* _BRANO SCELTO_:
--

Repubblica Romana, Comune di Parigi: momenti del pensiero mazziniano
La Questione Sociale e La Comune di Parigi
L’attenzione posta da Mazzini alle esigenze del popolo, sono sicuramente la base principale per meglio caratterizzare la questione sociale del patriota genovese. Infatti i punti di forza della Repubblica Romana, che avrebbero reso per molto tempo inefficaci gli appelli da Gaeta, erano stati proprio i provvedimenti «concernenti il benessere materiale del popolo». I provvedimenti presi dal Triumvirato, che risentiva dell’influenza notevole di Mazzini, riguardavano soprattutto la riduzione del prezzo del sale e la riduzione ad un baiocco del dazio su esso. La Repubblica Romana non è stata solo esempio di difesa eroica della terra, ma soprattutto di difesa di un concetto, di un’idea, di un insieme di riforme sociali, che come notava un attento commentatore «permettevano a tutte le classi più povere, il popolo minuto e i contadini di identificarsi con un sognato nuovo stato di cose» Non fu fatta solo la riduzione del prezzo del sale come riforma sociale, poiché seguirono l’abolizione delle tasse per il conseguimento dei gradi accademici, la costruzione di un nuovo manicomio, perché compito di un governo civile era di «provvedere al salutare e comodo collocamento di quegli infelici» e soprattutto la soppressione della «manoregia», ovvero il privilegio di procedere sommariamente contro i debitori che rappresentava «un barbaro avanzo del sistema feudale». Mazzini nel saggio La santa alleanza dei popoli, riteneva il popolo come «espressione di un concetto filosofico-religioso e parola sacra dell’avvenire». Il patriota genovese, nel presente saggio, ripercorrendo le principali tappe storiche e in particolar modo la formazione della Santa Alleanza, la lega dei principi, riteneva che ora, nel 1849, fosse «d’uopo contrapporre alla lega dei principi la SANTA ALLEANZA DEI POPOLI. È d’uopo costituire la democrazia. Noi abbiamo oggi istinti, aspirazioni, presentimenti d’alleanza, non alleanza: abbiamo milioni di democratici; non democrazia.»

--

* _ESERCIZIO BREVE_: Prosegui il testo su Mazzini e la questione sociale a partire dalla sua ultima frase.

(Elenchi di regioni ed etichette)
--

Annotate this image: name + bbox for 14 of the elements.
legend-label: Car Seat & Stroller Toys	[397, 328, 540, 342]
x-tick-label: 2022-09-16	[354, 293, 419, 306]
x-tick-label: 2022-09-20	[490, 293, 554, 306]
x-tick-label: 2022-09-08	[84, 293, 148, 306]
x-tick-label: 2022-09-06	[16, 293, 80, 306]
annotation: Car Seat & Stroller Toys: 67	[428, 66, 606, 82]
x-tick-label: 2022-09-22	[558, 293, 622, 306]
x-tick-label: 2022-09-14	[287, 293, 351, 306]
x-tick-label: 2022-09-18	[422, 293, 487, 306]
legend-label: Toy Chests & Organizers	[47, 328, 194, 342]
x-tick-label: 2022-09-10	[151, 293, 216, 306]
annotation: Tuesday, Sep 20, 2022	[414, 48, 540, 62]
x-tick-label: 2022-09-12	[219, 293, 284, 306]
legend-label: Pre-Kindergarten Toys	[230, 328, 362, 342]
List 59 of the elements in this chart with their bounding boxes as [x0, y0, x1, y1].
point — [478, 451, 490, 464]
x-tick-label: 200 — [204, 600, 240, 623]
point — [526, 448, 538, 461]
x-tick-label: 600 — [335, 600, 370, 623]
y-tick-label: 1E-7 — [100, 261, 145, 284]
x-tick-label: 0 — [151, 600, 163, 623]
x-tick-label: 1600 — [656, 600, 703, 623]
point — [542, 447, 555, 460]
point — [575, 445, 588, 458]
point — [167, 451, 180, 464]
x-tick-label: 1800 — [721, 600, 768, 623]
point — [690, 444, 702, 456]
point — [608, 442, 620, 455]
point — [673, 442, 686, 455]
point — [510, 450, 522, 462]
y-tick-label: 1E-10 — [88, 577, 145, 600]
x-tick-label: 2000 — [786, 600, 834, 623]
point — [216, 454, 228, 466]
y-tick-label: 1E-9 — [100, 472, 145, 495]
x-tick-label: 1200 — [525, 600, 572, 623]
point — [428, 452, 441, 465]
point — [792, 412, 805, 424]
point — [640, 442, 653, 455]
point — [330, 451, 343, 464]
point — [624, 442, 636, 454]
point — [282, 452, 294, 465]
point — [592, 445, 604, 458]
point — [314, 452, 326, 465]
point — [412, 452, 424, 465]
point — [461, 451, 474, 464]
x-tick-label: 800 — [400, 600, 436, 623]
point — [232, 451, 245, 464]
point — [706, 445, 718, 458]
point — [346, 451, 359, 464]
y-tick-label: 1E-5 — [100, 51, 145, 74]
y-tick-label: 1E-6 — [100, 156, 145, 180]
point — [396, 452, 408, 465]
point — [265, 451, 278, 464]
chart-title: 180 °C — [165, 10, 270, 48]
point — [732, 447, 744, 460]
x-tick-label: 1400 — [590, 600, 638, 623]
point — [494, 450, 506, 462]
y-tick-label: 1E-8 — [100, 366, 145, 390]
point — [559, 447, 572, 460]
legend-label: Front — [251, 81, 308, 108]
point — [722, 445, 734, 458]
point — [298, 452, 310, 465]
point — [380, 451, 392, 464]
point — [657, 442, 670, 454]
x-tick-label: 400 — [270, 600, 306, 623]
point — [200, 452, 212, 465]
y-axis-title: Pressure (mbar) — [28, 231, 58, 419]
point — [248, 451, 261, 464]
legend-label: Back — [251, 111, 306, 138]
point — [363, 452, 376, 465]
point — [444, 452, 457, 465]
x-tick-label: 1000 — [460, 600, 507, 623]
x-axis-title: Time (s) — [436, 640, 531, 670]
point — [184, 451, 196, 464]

--

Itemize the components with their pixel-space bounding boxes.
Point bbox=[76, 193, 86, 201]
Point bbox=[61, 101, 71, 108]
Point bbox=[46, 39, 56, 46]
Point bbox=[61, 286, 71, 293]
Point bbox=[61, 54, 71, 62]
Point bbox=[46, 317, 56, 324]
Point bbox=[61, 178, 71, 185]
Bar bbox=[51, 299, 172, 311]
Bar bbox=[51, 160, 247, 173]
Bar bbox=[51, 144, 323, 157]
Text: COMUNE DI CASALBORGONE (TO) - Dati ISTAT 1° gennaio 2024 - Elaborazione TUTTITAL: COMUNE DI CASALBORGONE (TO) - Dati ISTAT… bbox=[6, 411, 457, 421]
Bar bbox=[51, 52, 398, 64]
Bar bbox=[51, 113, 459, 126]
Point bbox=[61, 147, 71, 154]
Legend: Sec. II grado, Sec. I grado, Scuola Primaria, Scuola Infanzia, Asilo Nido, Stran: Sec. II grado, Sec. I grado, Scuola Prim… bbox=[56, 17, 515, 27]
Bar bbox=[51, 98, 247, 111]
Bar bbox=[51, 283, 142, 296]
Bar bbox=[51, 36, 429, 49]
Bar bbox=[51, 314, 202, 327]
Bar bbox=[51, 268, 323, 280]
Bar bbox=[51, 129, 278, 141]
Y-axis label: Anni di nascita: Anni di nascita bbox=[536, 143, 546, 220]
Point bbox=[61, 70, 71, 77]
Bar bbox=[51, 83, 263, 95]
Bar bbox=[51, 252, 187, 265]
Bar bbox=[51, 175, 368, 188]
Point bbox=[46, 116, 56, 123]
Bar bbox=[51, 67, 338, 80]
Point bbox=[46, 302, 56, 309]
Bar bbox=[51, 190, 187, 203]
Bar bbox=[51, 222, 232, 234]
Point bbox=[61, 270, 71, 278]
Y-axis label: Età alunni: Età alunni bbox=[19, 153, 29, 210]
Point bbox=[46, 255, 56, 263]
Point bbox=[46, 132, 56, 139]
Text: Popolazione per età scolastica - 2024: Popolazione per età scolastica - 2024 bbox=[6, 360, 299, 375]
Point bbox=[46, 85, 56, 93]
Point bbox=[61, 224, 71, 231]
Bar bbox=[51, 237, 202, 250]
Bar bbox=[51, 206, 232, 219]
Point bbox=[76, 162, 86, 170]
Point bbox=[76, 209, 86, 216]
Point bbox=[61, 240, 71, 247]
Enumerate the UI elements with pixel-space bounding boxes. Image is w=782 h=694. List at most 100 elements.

--

* _LA RISPOSTA_:
Mazzini ribadisce ancora che:
I popoli sorgono, combattono soli, cadono soli. […] Manca un vincolo, un segno di fratellanza, un disegno comune. E mentre la fede nella quale giuriamo predica l’associazione come termine fondamentale dell’epoca nuova da sostituirsi al funesto individualismo, noi non siamo come e quanto dovremmo associati. […] Affratellarci diciamo, praticamente. È tempo che relazioni regolari, continue, dirette da un solo centro, rannodino da un punto all’altro d’Europa e d’America quanti combattono e sperano per la santa causa della libertà, quanti adorano il nostro ideale, quanti accettano la nostra formola: UN SOLO PADRONE, DIO; UNA LEGGE SOLA, PROGRESSO; UN SOLO INTERPRETE DELLA LEGGE DI DIO SULLA TERRA, IL POPOLO: duci la virtù e il genio.
Mazzini ritiene che i singoli popoli nelle loro rispettive battaglie non possano trionfare da soli e se il fine principale è quello dell’emancipazione dallo straniero, non bisogna dimenticare che essa comporta come ulteriore conseguenza un mutamento della situazione sociale, poiché secondo Mazzini, non si poteva separare la questione politica dalla questione sociale in quanto «ogni mutamento, ogni rivoluzione che non faccia corrispondere al progresso politico un progresso sociale, che non promuove d’un grado il miglioramento materiale delle classi più povere, viola il disegno di Dio, si riduce a una guerra di fazioni contro fazioni in cerca di una dominazione illegittima.
Il patriota genovese nel successivo saggio Organizzazione della democrazia, del 1850, ritiene che «un progresso importante s’è conquistato fra noi. L’idea espressa nel nostro scritto Alleanza dei popoli è tradotta in atto, e un Comitato centrale europeo, composto d’uomini appartenenti a tutte le nazioni d’Europa e influenti nel campo della democrazia, s’adopera attivamente a promoverne lo sviluppo nella sfera dei fatti.»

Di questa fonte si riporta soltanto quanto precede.